— Start —
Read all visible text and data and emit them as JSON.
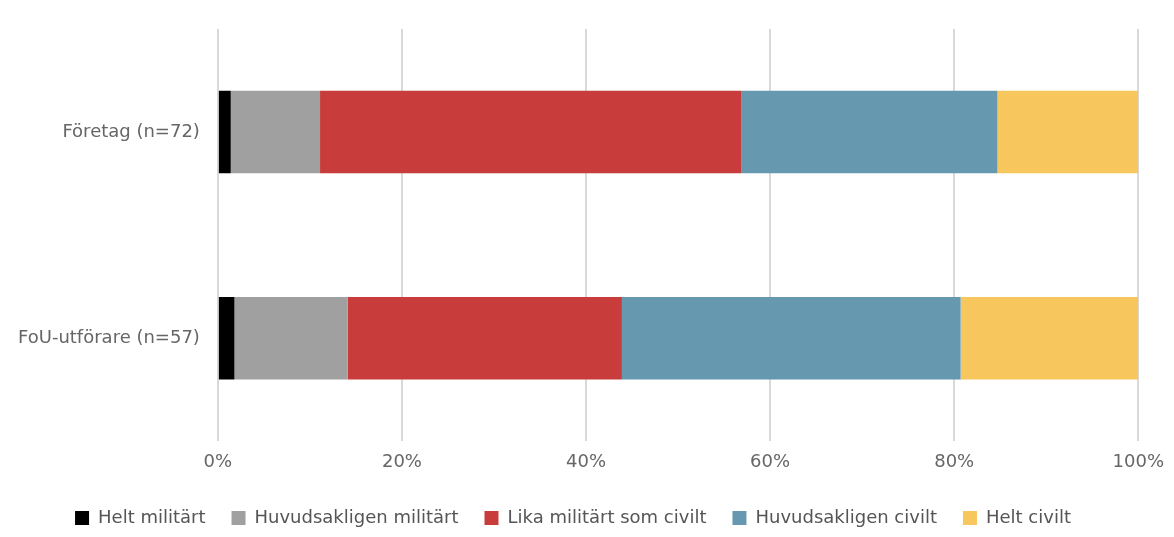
{
  "chart_data": {
    "type": "bar",
    "orientation": "horizontal",
    "stacked": true,
    "categories": [
      "Företag (n=72)",
      "FoU-utförare (n=57)"
    ],
    "series": [
      {
        "name": "Helt militärt",
        "color": "#000000",
        "values": [
          1.4,
          1.8
        ]
      },
      {
        "name": "Huvudsakligen militärt",
        "color": "#a0a0a0",
        "values": [
          9.7,
          12.3
        ]
      },
      {
        "name": "Lika militärt som civilt",
        "color": "#c83c3c",
        "values": [
          45.8,
          29.8
        ]
      },
      {
        "name": "Huvudsakligen civilt",
        "color": "#6699b0",
        "values": [
          27.8,
          36.8
        ]
      },
      {
        "name": "Helt civilt",
        "color": "#f7c65c",
        "values": [
          15.3,
          19.3
        ]
      }
    ],
    "xlim": [
      0,
      100
    ],
    "xticks": [
      {
        "value": 0,
        "label": "0%"
      },
      {
        "value": 20,
        "label": "20%"
      },
      {
        "value": 40,
        "label": "40%"
      },
      {
        "value": 60,
        "label": "60%"
      },
      {
        "value": 80,
        "label": "80%"
      },
      {
        "value": 100,
        "label": "100%"
      }
    ],
    "grid": "x",
    "legend": "bottom"
  }
}
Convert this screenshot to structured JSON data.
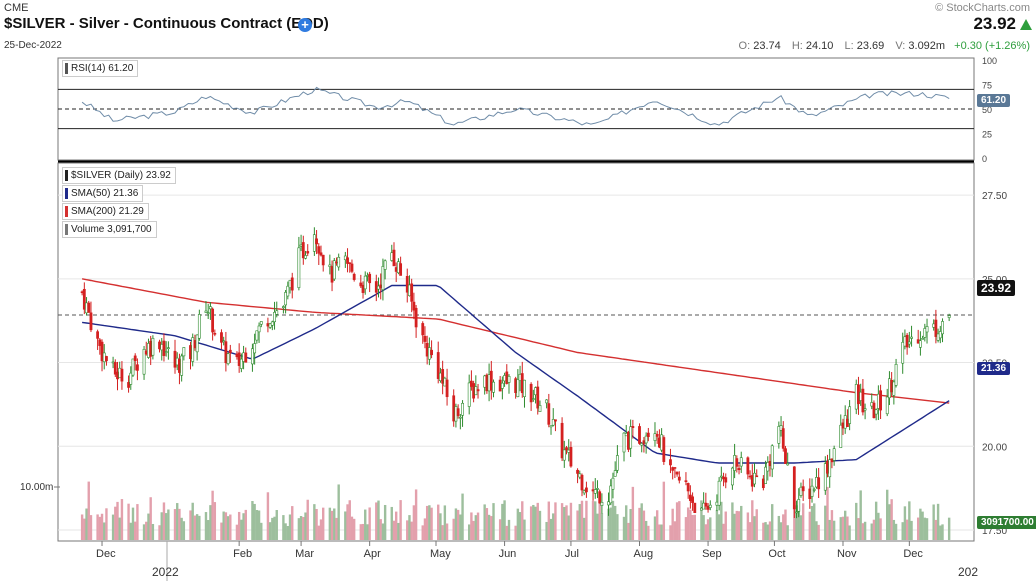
{
  "header": {
    "exchange": "CME",
    "watermark": "© StockCharts.com",
    "title": "$SILVER - Silver - Continuous Contract (EOD)",
    "date": "25-Dec-2022",
    "last_price": "23.92",
    "ohlc": {
      "o_label": "O:",
      "o": "23.74",
      "h_label": "H:",
      "h": "24.10",
      "l_label": "L:",
      "l": "23.69",
      "v_label": "V:",
      "v": "3.092m",
      "change": "+0.30 (+1.26%)"
    }
  },
  "legends": {
    "rsi": "RSI(14) 61.20",
    "price": "$SILVER (Daily) 23.92",
    "sma50": "SMA(50) 21.36",
    "sma200": "SMA(200) 21.29",
    "volume": "Volume 3,091,700"
  },
  "value_boxes": {
    "rsi": "61.20",
    "price": "23.92",
    "sma50": "21.36",
    "volume": "3091700.00"
  },
  "colors": {
    "up": "#2e8b2e",
    "down": "#d42020",
    "sma50": "#1f2a8a",
    "sma200": "#d43030",
    "rsi_line": "#6f8ca8",
    "vol_up": "#9dbf9d",
    "vol_down": "#e3a0ac"
  },
  "chart_data": {
    "type": "candlestick",
    "title": "$SILVER - Silver - Continuous Contract (EOD)",
    "price_axis": {
      "ticks": [
        17.5,
        20.0,
        22.5,
        25.0,
        27.5
      ],
      "tick_labels": [
        "17.50",
        "20.00",
        "22.50",
        "25.00",
        "27.50"
      ],
      "range": [
        17.2,
        28.4
      ]
    },
    "rsi_axis": {
      "ticks": [
        0,
        25,
        30,
        50,
        70,
        75,
        100
      ],
      "tick_labels": [
        "0",
        "25",
        "",
        "50",
        "",
        "75",
        "100"
      ],
      "overbought": 70,
      "oversold": 30
    },
    "volume_axis": {
      "label": "10.00m"
    },
    "x_axis": {
      "months": [
        "Dec",
        "Feb",
        "Mar",
        "Apr",
        "May",
        "Jun",
        "Jul",
        "Aug",
        "Sep",
        "Oct",
        "Nov",
        "Dec"
      ],
      "years": [
        "2022",
        "202"
      ]
    },
    "series": {
      "close": [
        {
          "date": "2021-11-22",
          "value": 24.6
        },
        {
          "date": "2021-11-29",
          "value": 23.1
        },
        {
          "date": "2021-12-06",
          "value": 22.2
        },
        {
          "date": "2021-12-13",
          "value": 22.1
        },
        {
          "date": "2021-12-20",
          "value": 22.9
        },
        {
          "date": "2021-12-27",
          "value": 23.2
        },
        {
          "date": "2022-01-03",
          "value": 22.4
        },
        {
          "date": "2022-01-10",
          "value": 22.8
        },
        {
          "date": "2022-01-17",
          "value": 24.3
        },
        {
          "date": "2022-01-24",
          "value": 22.9
        },
        {
          "date": "2022-01-31",
          "value": 22.4
        },
        {
          "date": "2022-02-07",
          "value": 23.2
        },
        {
          "date": "2022-02-14",
          "value": 23.9
        },
        {
          "date": "2022-02-21",
          "value": 24.2
        },
        {
          "date": "2022-02-28",
          "value": 25.6
        },
        {
          "date": "2022-03-07",
          "value": 26.5
        },
        {
          "date": "2022-03-14",
          "value": 25.1
        },
        {
          "date": "2022-03-21",
          "value": 25.5
        },
        {
          "date": "2022-03-28",
          "value": 24.9
        },
        {
          "date": "2022-04-04",
          "value": 24.7
        },
        {
          "date": "2022-04-11",
          "value": 25.8
        },
        {
          "date": "2022-04-18",
          "value": 24.7
        },
        {
          "date": "2022-04-25",
          "value": 23.2
        },
        {
          "date": "2022-05-02",
          "value": 22.3
        },
        {
          "date": "2022-05-09",
          "value": 20.9
        },
        {
          "date": "2022-05-16",
          "value": 21.6
        },
        {
          "date": "2022-05-23",
          "value": 22.0
        },
        {
          "date": "2022-05-30",
          "value": 21.9
        },
        {
          "date": "2022-06-06",
          "value": 21.9
        },
        {
          "date": "2022-06-13",
          "value": 21.6
        },
        {
          "date": "2022-06-20",
          "value": 21.1
        },
        {
          "date": "2022-06-27",
          "value": 19.9
        },
        {
          "date": "2022-07-04",
          "value": 19.2
        },
        {
          "date": "2022-07-11",
          "value": 18.6
        },
        {
          "date": "2022-07-18",
          "value": 18.6
        },
        {
          "date": "2022-07-25",
          "value": 20.2
        },
        {
          "date": "2022-08-01",
          "value": 20.3
        },
        {
          "date": "2022-08-08",
          "value": 20.7
        },
        {
          "date": "2022-08-15",
          "value": 19.1
        },
        {
          "date": "2022-08-22",
          "value": 18.8
        },
        {
          "date": "2022-08-29",
          "value": 17.9
        },
        {
          "date": "2022-09-05",
          "value": 18.6
        },
        {
          "date": "2022-09-12",
          "value": 19.6
        },
        {
          "date": "2022-09-19",
          "value": 19.1
        },
        {
          "date": "2022-09-26",
          "value": 19.0
        },
        {
          "date": "2022-10-03",
          "value": 20.6
        },
        {
          "date": "2022-10-10",
          "value": 18.3
        },
        {
          "date": "2022-10-17",
          "value": 18.7
        },
        {
          "date": "2022-10-24",
          "value": 19.3
        },
        {
          "date": "2022-10-31",
          "value": 20.4
        },
        {
          "date": "2022-11-07",
          "value": 21.5
        },
        {
          "date": "2022-11-14",
          "value": 21.0
        },
        {
          "date": "2022-11-21",
          "value": 21.6
        },
        {
          "date": "2022-11-28",
          "value": 22.9
        },
        {
          "date": "2022-12-05",
          "value": 23.4
        },
        {
          "date": "2022-12-12",
          "value": 23.5
        },
        {
          "date": "2022-12-19",
          "value": 23.9
        }
      ],
      "sma50": [
        {
          "date": "2021-11-22",
          "value": 23.7
        },
        {
          "date": "2022-01-03",
          "value": 23.3
        },
        {
          "date": "2022-02-07",
          "value": 22.6
        },
        {
          "date": "2022-03-07",
          "value": 23.5
        },
        {
          "date": "2022-04-11",
          "value": 24.8
        },
        {
          "date": "2022-05-02",
          "value": 24.8
        },
        {
          "date": "2022-06-06",
          "value": 22.8
        },
        {
          "date": "2022-07-04",
          "value": 21.5
        },
        {
          "date": "2022-08-08",
          "value": 19.8
        },
        {
          "date": "2022-09-05",
          "value": 19.5
        },
        {
          "date": "2022-10-10",
          "value": 19.5
        },
        {
          "date": "2022-11-07",
          "value": 19.6
        },
        {
          "date": "2022-12-19",
          "value": 21.36
        }
      ],
      "sma200": [
        {
          "date": "2021-11-22",
          "value": 25.0
        },
        {
          "date": "2022-01-17",
          "value": 24.3
        },
        {
          "date": "2022-03-07",
          "value": 24.0
        },
        {
          "date": "2022-05-02",
          "value": 23.8
        },
        {
          "date": "2022-07-04",
          "value": 22.8
        },
        {
          "date": "2022-09-05",
          "value": 22.2
        },
        {
          "date": "2022-11-07",
          "value": 21.6
        },
        {
          "date": "2022-12-19",
          "value": 21.29
        }
      ],
      "rsi": [
        {
          "date": "2021-11-22",
          "value": 58
        },
        {
          "date": "2021-12-06",
          "value": 38
        },
        {
          "date": "2022-01-03",
          "value": 47
        },
        {
          "date": "2022-01-17",
          "value": 63
        },
        {
          "date": "2022-02-07",
          "value": 46
        },
        {
          "date": "2022-03-07",
          "value": 70
        },
        {
          "date": "2022-04-04",
          "value": 52
        },
        {
          "date": "2022-04-18",
          "value": 58
        },
        {
          "date": "2022-05-09",
          "value": 34
        },
        {
          "date": "2022-06-06",
          "value": 50
        },
        {
          "date": "2022-07-11",
          "value": 33
        },
        {
          "date": "2022-08-08",
          "value": 60
        },
        {
          "date": "2022-09-05",
          "value": 34
        },
        {
          "date": "2022-10-03",
          "value": 62
        },
        {
          "date": "2022-10-17",
          "value": 42
        },
        {
          "date": "2022-11-14",
          "value": 65
        },
        {
          "date": "2022-12-05",
          "value": 66
        },
        {
          "date": "2022-12-19",
          "value": 61.2
        }
      ]
    }
  }
}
— End —
### [What is asked]
Pick out all the lines with the word "Huvudsakligen" in them and copy them.

### [Exercise answer]
        "name": "Huvudsakligen militärt",
        "name": "Huvudsakligen civilt",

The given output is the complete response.